Data for this exercise:
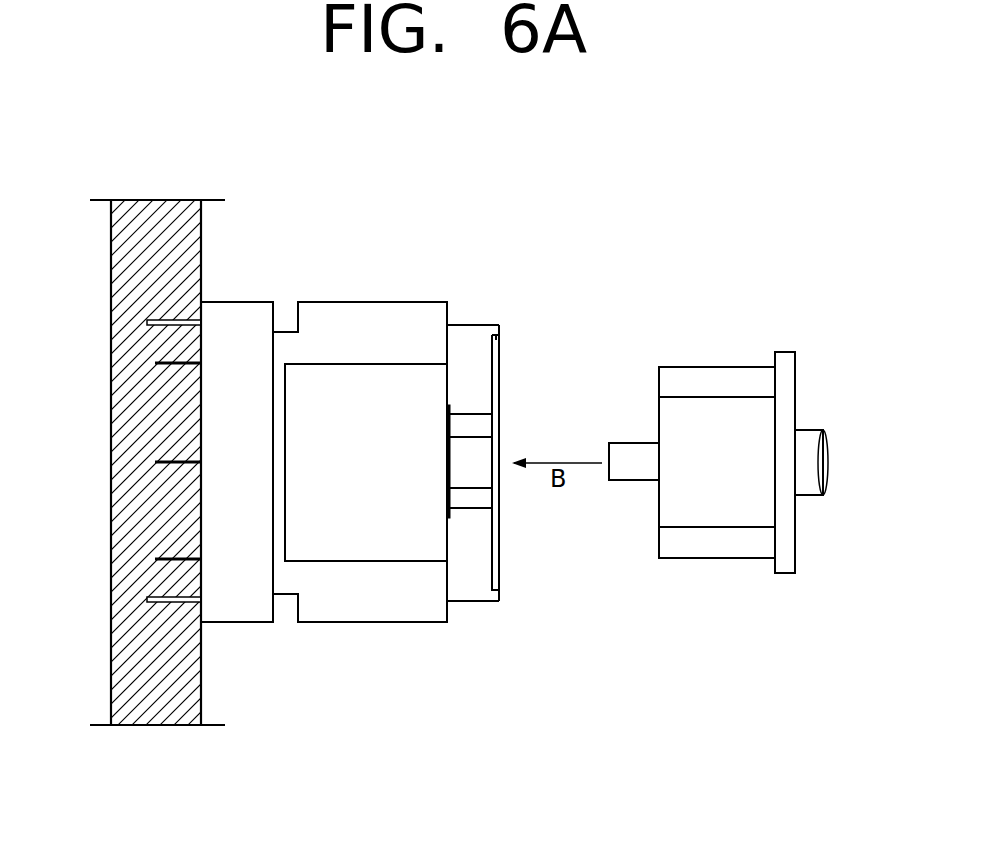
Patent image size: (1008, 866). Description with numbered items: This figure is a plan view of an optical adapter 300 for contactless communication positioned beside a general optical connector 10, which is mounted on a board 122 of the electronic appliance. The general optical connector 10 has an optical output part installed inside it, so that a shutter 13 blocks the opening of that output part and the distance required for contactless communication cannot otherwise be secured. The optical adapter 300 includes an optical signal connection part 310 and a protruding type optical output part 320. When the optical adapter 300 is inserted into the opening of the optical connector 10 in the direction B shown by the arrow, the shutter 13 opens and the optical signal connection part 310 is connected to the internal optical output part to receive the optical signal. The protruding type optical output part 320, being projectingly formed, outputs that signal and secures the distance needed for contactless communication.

The general optical connector 10 is at (368, 310).
The shutter 13 is at (497, 352).
The board 122 is at (118, 557).
The optical adapter for contactless communication 300 is at (729, 360).
The optical signal connection part 310 is at (637, 447).
The protruding type optical output part 320 is at (828, 479).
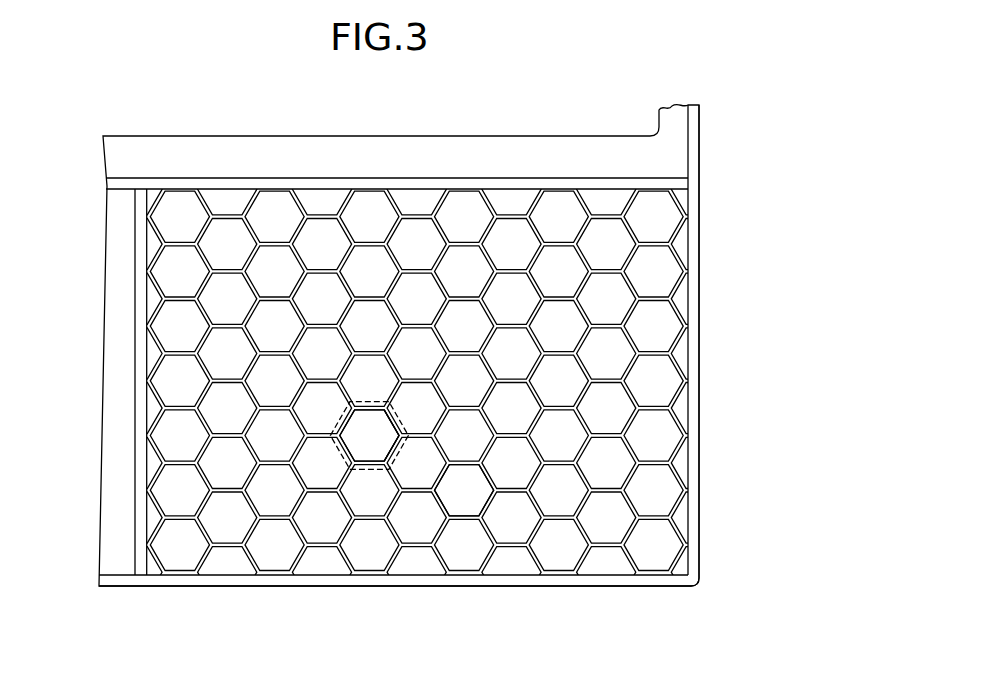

Brief: Quote the records above word for word, omitting the pictures from your answer.

Exercise answer:
Patent image size: (1008, 866). Description with numbered items: This figure is a plan view of an optical adapter 300 for contactless communication positioned beside a general optical connector 10, which is mounted on a board 122 of the electronic appliance. The general optical connector 10 has an optical output part installed inside it, so that a shutter 13 blocks the opening of that output part and the distance required for contactless communication cannot otherwise be secured. The optical adapter 300 includes an optical signal connection part 310 and a protruding type optical output part 320. When the optical adapter 300 is inserted into the opening of the optical connector 10 in the direction B shown by the arrow, the shutter 13 opens and the optical signal connection part 310 is connected to the internal optical output part to receive the optical signal. The protruding type optical output part 320, being projectingly formed, outputs that signal and secures the distance needed for contactless communication.

The general optical connector 10 is at (368, 310).
The shutter 13 is at (497, 352).
The board 122 is at (118, 557).
The optical adapter for contactless communication 300 is at (729, 360).
The optical signal connection part 310 is at (637, 447).
The protruding type optical output part 320 is at (828, 479).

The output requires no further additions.